▸ TO DO
Transcribe all the records with complete accuracy.

▸ Data entries
== == ==

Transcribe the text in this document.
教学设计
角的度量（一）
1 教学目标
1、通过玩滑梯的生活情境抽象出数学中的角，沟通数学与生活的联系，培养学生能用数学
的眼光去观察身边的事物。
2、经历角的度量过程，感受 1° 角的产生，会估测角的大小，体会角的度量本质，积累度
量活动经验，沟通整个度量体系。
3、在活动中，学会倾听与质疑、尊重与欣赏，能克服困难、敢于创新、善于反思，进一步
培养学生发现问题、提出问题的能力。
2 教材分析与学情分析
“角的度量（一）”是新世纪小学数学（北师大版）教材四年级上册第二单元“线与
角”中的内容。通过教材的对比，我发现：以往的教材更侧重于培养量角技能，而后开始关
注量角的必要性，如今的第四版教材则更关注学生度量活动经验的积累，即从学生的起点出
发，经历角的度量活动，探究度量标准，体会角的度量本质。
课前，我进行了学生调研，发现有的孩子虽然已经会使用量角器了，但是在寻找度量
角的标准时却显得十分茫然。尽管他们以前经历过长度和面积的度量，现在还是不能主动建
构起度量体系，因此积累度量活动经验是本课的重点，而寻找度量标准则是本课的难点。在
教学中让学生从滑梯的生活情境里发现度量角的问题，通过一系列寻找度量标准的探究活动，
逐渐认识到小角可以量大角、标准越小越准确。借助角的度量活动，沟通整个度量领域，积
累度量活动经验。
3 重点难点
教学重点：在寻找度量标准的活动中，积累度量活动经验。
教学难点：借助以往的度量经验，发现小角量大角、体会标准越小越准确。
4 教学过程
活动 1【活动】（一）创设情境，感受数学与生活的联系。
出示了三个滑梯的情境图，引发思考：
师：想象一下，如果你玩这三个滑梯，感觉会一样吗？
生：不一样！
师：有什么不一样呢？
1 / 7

== == ==

▸ WRITTEN RESPONSE
Transcribe the text in this document.
教学设计
角的度量（一）
1 教学目标
1、通过玩滑梯的生活情境抽象出数学中的角，沟通数学与生活的联系，培养学生能用数学
的眼光去观察身边的事物。
2、经历角的度量过程，感受 1° 角的产生，会估测角的大小，体会角的度量本质，积累度
量活动经验，沟通整个度量体系。
3、在活动中，学会倾听与质疑、尊重与欣赏，能克服困难、敢于创新、善于反思，进一步
培养学生发现问题、提出问题的能力。
2 教材分析与学情分析
“角的度量（一）”是新世纪小学数学（北师大版）教材四年级上册第二单元“线与
角”中的内容。通过教材的对比，我发现：以往的教材更侧重于培养量角技能，而后开始关
注量角的必要性，如今的第四版教材则更关注学生度量活动经验的积累，即从学生的起点出
发，经历角的度量活动，探究度量标准，体会角的度量本质。
课前，我进行了学生调研，发现有的孩子虽然已经会使用量角器了，但是在寻找度量
角的标准时却显得十分茫然。尽管他们以前经历过长度和面积的度量，现在还是不能主动建
构起度量体系，因此积累度量活动经验是本课的重点，而寻找度量标准则是本课的难点。在
教学中让学生从滑梯的生活情境里发现度量角的问题，通过一系列寻找度量标准的探究活动，
逐渐认识到小角可以量大角、标准越小越准确。借助角的度量活动，沟通整个度量领域，积
累度量活动经验。
3 重点难点
教学重点：在寻找度量标准的活动中，积累度量活动经验。
教学难点：借助以往的度量经验，发现小角量大角、体会标准越小越准确。
4 教学过程
活动 1【活动】（一）创设情境，感受数学与生活的联系。
出示了三个滑梯的情境图，引发思考：
师：想象一下，如果你玩这三个滑梯，感觉会一样吗？
生：不一样！
师：有什么不一样呢？
1 / 7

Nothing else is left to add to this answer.